● GOAL OF THE EXERCISE
Each of the entries should be retyped precisely as it appears.

● TASK INPUTS
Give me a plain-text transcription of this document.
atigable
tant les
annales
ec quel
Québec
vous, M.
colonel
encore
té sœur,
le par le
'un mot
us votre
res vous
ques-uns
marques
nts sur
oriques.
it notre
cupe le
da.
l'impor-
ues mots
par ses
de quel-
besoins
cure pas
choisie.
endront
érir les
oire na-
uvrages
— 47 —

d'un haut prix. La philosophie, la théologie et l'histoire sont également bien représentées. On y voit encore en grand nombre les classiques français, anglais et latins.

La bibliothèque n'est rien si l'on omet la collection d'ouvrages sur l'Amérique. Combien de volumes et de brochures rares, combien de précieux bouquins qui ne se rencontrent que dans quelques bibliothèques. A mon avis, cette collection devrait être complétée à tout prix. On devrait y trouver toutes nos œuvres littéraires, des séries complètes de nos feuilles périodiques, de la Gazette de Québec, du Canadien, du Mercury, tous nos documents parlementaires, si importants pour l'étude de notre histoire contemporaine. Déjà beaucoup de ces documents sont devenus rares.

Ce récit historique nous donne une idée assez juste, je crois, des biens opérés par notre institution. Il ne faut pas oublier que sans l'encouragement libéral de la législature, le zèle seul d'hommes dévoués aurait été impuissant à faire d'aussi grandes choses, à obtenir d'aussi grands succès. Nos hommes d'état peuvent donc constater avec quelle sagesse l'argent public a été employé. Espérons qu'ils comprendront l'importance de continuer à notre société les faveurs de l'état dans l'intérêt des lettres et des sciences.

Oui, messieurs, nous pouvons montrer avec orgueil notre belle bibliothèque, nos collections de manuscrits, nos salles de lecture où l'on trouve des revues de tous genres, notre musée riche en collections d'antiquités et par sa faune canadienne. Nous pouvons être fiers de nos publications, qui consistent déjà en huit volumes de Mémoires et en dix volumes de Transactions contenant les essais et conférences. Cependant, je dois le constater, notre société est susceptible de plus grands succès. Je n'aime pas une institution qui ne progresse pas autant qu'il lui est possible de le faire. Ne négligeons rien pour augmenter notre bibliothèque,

● FINAL RESULT
Give me a plain-text transcription of this document.
atigable
tant les
annales
ec quel
Québec
vous, M.
colonel
encore
té sœur,
le par le
'un mot
us votre
res vous
ques-uns
marques
nts sur
oriques.
it notre
cupe le
da.
l'impor-
ues mots
par ses
de quel-
besoins
cure pas
choisie.
endront
érir les
oire na-
uvrages
— 47 —

d'un haut prix. La philosophie, la théologie et l'histoire sont également bien représentées. On y voit encore en grand nombre les classiques français, anglais et latins.

La bibliothèque n'est rien si l'on omet la collection d'ouvrages sur l'Amérique. Combien de volumes et de brochures rares, combien de précieux bouquins qui ne se rencontrent que dans quelques bibliothèques. A mon avis, cette collection devrait être complétée à tout prix. On devrait y trouver toutes nos œuvres littéraires, des séries complètes de nos feuilles périodiques, de la Gazette de Québec, du Canadien, du Mercury, tous nos documents parlementaires, si importants pour l'étude de notre histoire contemporaine. Déjà beaucoup de ces documents sont devenus rares.

Ce récit historique nous donne une idée assez juste, je crois, des biens opérés par notre institution. Il ne faut pas oublier que sans l'encouragement libéral de la législature, le zèle seul d'hommes dévoués aurait été impuissant à faire d'aussi grandes choses, à obtenir d'aussi grands succès. Nos hommes d'état peuvent donc constater avec quelle sagesse l'argent public a été employé. Espérons qu'ils comprendront l'importance de continuer à notre société les faveurs de l'état dans l'intérêt des lettres et des sciences.

Oui, messieurs, nous pouvons montrer avec orgueil notre belle bibliothèque, nos collections de manuscrits, nos salles de lecture où l'on trouve des revues de tous genres, notre musée riche en collections d'antiquités et par sa faune canadienne. Nous pouvons être fiers de nos publications, qui consistent déjà en huit volumes de Mémoires et en dix volumes de Transactions contenant les essais et conférences. Cependant, je dois le constater, notre société est susceptible de plus grands succès. Je n'aime pas une institution qui ne progresse pas autant qu'il lui est possible de le faire. Ne négligeons rien pour augmenter notre bibliothèque,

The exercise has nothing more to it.